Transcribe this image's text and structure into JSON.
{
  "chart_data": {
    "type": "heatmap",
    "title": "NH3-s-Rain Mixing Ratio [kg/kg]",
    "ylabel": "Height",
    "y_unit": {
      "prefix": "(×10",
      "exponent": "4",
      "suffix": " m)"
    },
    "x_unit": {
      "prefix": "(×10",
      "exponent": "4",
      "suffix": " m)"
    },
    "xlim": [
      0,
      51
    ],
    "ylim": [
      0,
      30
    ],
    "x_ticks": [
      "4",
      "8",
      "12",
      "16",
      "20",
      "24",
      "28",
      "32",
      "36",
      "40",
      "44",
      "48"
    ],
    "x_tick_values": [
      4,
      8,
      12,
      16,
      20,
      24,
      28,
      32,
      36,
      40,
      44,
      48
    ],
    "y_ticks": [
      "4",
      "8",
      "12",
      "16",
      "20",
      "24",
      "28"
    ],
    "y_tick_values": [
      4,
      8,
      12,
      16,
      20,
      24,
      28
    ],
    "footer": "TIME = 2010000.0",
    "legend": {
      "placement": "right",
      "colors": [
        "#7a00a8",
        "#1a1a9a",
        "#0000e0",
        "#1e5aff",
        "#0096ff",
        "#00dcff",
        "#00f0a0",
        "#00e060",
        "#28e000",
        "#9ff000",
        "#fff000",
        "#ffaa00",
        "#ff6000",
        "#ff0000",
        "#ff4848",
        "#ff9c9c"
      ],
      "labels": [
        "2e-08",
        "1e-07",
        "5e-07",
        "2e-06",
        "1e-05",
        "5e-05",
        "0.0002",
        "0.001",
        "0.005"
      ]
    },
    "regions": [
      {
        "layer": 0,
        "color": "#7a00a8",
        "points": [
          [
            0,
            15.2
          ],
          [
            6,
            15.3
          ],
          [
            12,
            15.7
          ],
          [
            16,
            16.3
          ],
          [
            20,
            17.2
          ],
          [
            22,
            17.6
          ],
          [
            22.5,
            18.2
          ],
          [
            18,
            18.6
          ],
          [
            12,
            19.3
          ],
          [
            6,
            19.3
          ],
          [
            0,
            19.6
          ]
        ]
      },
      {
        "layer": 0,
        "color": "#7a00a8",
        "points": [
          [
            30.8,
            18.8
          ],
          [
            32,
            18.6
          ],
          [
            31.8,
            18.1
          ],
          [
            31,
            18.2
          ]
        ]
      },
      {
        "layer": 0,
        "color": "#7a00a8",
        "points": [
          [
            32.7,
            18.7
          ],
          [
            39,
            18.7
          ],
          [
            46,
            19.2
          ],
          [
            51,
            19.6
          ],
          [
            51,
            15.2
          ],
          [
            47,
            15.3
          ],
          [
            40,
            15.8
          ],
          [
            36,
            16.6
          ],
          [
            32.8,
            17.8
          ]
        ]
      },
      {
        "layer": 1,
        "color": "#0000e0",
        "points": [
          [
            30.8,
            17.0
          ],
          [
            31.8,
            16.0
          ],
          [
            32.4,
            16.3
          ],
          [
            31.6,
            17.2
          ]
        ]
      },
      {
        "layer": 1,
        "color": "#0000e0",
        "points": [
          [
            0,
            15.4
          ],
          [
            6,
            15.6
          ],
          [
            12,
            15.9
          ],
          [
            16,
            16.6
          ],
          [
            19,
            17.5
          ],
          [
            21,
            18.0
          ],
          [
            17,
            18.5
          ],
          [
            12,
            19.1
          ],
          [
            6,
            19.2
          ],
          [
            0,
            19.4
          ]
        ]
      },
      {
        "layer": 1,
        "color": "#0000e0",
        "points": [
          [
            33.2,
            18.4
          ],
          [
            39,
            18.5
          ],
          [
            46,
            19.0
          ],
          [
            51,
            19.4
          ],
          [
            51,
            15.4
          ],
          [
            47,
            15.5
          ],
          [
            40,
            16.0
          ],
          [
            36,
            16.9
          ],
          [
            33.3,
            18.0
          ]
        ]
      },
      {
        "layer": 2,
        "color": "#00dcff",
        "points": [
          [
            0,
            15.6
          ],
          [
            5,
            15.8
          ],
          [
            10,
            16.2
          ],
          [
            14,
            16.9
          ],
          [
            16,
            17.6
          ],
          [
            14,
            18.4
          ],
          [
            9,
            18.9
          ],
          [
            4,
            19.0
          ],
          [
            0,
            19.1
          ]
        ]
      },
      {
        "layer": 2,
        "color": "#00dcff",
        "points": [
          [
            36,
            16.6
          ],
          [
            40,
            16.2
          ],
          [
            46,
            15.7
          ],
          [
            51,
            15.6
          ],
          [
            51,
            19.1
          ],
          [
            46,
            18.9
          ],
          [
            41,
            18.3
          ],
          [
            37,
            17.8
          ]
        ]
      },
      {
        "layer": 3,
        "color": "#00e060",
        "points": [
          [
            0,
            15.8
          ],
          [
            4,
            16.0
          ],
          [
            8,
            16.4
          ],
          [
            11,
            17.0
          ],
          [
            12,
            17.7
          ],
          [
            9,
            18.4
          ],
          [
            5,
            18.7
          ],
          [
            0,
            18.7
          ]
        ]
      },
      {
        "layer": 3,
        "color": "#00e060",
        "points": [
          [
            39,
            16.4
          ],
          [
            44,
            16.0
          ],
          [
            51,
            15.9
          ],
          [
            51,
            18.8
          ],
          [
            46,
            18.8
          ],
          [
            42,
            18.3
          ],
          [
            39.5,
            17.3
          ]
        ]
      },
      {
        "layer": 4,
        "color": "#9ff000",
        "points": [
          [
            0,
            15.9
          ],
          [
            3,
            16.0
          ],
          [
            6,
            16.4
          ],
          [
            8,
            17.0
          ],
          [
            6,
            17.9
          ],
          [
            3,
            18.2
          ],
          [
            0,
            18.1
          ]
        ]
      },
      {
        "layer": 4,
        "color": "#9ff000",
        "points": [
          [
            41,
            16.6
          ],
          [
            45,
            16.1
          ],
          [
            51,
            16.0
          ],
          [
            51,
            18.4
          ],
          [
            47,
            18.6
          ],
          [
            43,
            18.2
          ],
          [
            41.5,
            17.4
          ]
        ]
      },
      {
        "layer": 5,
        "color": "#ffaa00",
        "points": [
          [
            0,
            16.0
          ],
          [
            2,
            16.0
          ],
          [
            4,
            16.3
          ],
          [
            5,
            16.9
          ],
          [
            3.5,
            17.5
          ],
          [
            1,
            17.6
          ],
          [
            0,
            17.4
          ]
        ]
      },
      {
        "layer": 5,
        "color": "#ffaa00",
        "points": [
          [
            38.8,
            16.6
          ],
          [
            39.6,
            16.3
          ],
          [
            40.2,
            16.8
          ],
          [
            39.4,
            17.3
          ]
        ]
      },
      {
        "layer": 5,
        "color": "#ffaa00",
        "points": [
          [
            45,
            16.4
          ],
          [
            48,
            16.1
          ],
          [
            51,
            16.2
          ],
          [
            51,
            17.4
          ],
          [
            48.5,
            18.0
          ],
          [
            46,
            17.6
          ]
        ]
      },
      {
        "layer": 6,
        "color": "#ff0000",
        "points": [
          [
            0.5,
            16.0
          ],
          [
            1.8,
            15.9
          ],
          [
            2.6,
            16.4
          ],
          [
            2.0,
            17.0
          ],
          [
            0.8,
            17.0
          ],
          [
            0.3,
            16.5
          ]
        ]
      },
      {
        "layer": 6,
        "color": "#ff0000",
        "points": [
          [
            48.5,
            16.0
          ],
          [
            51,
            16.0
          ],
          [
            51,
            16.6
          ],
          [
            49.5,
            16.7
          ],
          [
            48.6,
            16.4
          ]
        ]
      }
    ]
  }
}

□ □ □

> **What is expected**: The data above must be returned in full, exactly as written.

> **Response below**:
Transcribe this image's text and structure into JSON.
{
  "chart_data": {
    "type": "heatmap",
    "title": "NH3-s-Rain Mixing Ratio [kg/kg]",
    "ylabel": "Height",
    "y_unit": {
      "prefix": "(×10",
      "exponent": "4",
      "suffix": " m)"
    },
    "x_unit": {
      "prefix": "(×10",
      "exponent": "4",
      "suffix": " m)"
    },
    "xlim": [
      0,
      51
    ],
    "ylim": [
      0,
      30
    ],
    "x_ticks": [
      "4",
      "8",
      "12",
      "16",
      "20",
      "24",
      "28",
      "32",
      "36",
      "40",
      "44",
      "48"
    ],
    "x_tick_values": [
      4,
      8,
      12,
      16,
      20,
      24,
      28,
      32,
      36,
      40,
      44,
      48
    ],
    "y_ticks": [
      "4",
      "8",
      "12",
      "16",
      "20",
      "24",
      "28"
    ],
    "y_tick_values": [
      4,
      8,
      12,
      16,
      20,
      24,
      28
    ],
    "footer": "TIME = 2010000.0",
    "legend": {
      "placement": "right",
      "colors": [
        "#7a00a8",
        "#1a1a9a",
        "#0000e0",
        "#1e5aff",
        "#0096ff",
        "#00dcff",
        "#00f0a0",
        "#00e060",
        "#28e000",
        "#9ff000",
        "#fff000",
        "#ffaa00",
        "#ff6000",
        "#ff0000",
        "#ff4848",
        "#ff9c9c"
      ],
      "labels": [
        "2e-08",
        "1e-07",
        "5e-07",
        "2e-06",
        "1e-05",
        "5e-05",
        "0.0002",
        "0.001",
        "0.005"
      ]
    },
    "regions": [
      {
        "layer": 0,
        "color": "#7a00a8",
        "points": [
          [
            0,
            15.2
          ],
          [
            6,
            15.3
          ],
          [
            12,
            15.7
          ],
          [
            16,
            16.3
          ],
          [
            20,
            17.2
          ],
          [
            22,
            17.6
          ],
          [
            22.5,
            18.2
          ],
          [
            18,
            18.6
          ],
          [
            12,
            19.3
          ],
          [
            6,
            19.3
          ],
          [
            0,
            19.6
          ]
        ]
      },
      {
        "layer": 0,
        "color": "#7a00a8",
        "points": [
          [
            30.8,
            18.8
          ],
          [
            32,
            18.6
          ],
          [
            31.8,
            18.1
          ],
          [
            31,
            18.2
          ]
        ]
      },
      {
        "layer": 0,
        "color": "#7a00a8",
        "points": [
          [
            32.7,
            18.7
          ],
          [
            39,
            18.7
          ],
          [
            46,
            19.2
          ],
          [
            51,
            19.6
          ],
          [
            51,
            15.2
          ],
          [
            47,
            15.3
          ],
          [
            40,
            15.8
          ],
          [
            36,
            16.6
          ],
          [
            32.8,
            17.8
          ]
        ]
      },
      {
        "layer": 1,
        "color": "#0000e0",
        "points": [
          [
            30.8,
            17.0
          ],
          [
            31.8,
            16.0
          ],
          [
            32.4,
            16.3
          ],
          [
            31.6,
            17.2
          ]
        ]
      },
      {
        "layer": 1,
        "color": "#0000e0",
        "points": [
          [
            0,
            15.4
          ],
          [
            6,
            15.6
          ],
          [
            12,
            15.9
          ],
          [
            16,
            16.6
          ],
          [
            19,
            17.5
          ],
          [
            21,
            18.0
          ],
          [
            17,
            18.5
          ],
          [
            12,
            19.1
          ],
          [
            6,
            19.2
          ],
          [
            0,
            19.4
          ]
        ]
      },
      {
        "layer": 1,
        "color": "#0000e0",
        "points": [
          [
            33.2,
            18.4
          ],
          [
            39,
            18.5
          ],
          [
            46,
            19.0
          ],
          [
            51,
            19.4
          ],
          [
            51,
            15.4
          ],
          [
            47,
            15.5
          ],
          [
            40,
            16.0
          ],
          [
            36,
            16.9
          ],
          [
            33.3,
            18.0
          ]
        ]
      },
      {
        "layer": 2,
        "color": "#00dcff",
        "points": [
          [
            0,
            15.6
          ],
          [
            5,
            15.8
          ],
          [
            10,
            16.2
          ],
          [
            14,
            16.9
          ],
          [
            16,
            17.6
          ],
          [
            14,
            18.4
          ],
          [
            9,
            18.9
          ],
          [
            4,
            19.0
          ],
          [
            0,
            19.1
          ]
        ]
      },
      {
        "layer": 2,
        "color": "#00dcff",
        "points": [
          [
            36,
            16.6
          ],
          [
            40,
            16.2
          ],
          [
            46,
            15.7
          ],
          [
            51,
            15.6
          ],
          [
            51,
            19.1
          ],
          [
            46,
            18.9
          ],
          [
            41,
            18.3
          ],
          [
            37,
            17.8
          ]
        ]
      },
      {
        "layer": 3,
        "color": "#00e060",
        "points": [
          [
            0,
            15.8
          ],
          [
            4,
            16.0
          ],
          [
            8,
            16.4
          ],
          [
            11,
            17.0
          ],
          [
            12,
            17.7
          ],
          [
            9,
            18.4
          ],
          [
            5,
            18.7
          ],
          [
            0,
            18.7
          ]
        ]
      },
      {
        "layer": 3,
        "color": "#00e060",
        "points": [
          [
            39,
            16.4
          ],
          [
            44,
            16.0
          ],
          [
            51,
            15.9
          ],
          [
            51,
            18.8
          ],
          [
            46,
            18.8
          ],
          [
            42,
            18.3
          ],
          [
            39.5,
            17.3
          ]
        ]
      },
      {
        "layer": 4,
        "color": "#9ff000",
        "points": [
          [
            0,
            15.9
          ],
          [
            3,
            16.0
          ],
          [
            6,
            16.4
          ],
          [
            8,
            17.0
          ],
          [
            6,
            17.9
          ],
          [
            3,
            18.2
          ],
          [
            0,
            18.1
          ]
        ]
      },
      {
        "layer": 4,
        "color": "#9ff000",
        "points": [
          [
            41,
            16.6
          ],
          [
            45,
            16.1
          ],
          [
            51,
            16.0
          ],
          [
            51,
            18.4
          ],
          [
            47,
            18.6
          ],
          [
            43,
            18.2
          ],
          [
            41.5,
            17.4
          ]
        ]
      },
      {
        "layer": 5,
        "color": "#ffaa00",
        "points": [
          [
            0,
            16.0
          ],
          [
            2,
            16.0
          ],
          [
            4,
            16.3
          ],
          [
            5,
            16.9
          ],
          [
            3.5,
            17.5
          ],
          [
            1,
            17.6
          ],
          [
            0,
            17.4
          ]
        ]
      },
      {
        "layer": 5,
        "color": "#ffaa00",
        "points": [
          [
            38.8,
            16.6
          ],
          [
            39.6,
            16.3
          ],
          [
            40.2,
            16.8
          ],
          [
            39.4,
            17.3
          ]
        ]
      },
      {
        "layer": 5,
        "color": "#ffaa00",
        "points": [
          [
            45,
            16.4
          ],
          [
            48,
            16.1
          ],
          [
            51,
            16.2
          ],
          [
            51,
            17.4
          ],
          [
            48.5,
            18.0
          ],
          [
            46,
            17.6
          ]
        ]
      },
      {
        "layer": 6,
        "color": "#ff0000",
        "points": [
          [
            0.5,
            16.0
          ],
          [
            1.8,
            15.9
          ],
          [
            2.6,
            16.4
          ],
          [
            2.0,
            17.0
          ],
          [
            0.8,
            17.0
          ],
          [
            0.3,
            16.5
          ]
        ]
      },
      {
        "layer": 6,
        "color": "#ff0000",
        "points": [
          [
            48.5,
            16.0
          ],
          [
            51,
            16.0
          ],
          [
            51,
            16.6
          ],
          [
            49.5,
            16.7
          ],
          [
            48.6,
            16.4
          ]
        ]
      }
    ]
  }
}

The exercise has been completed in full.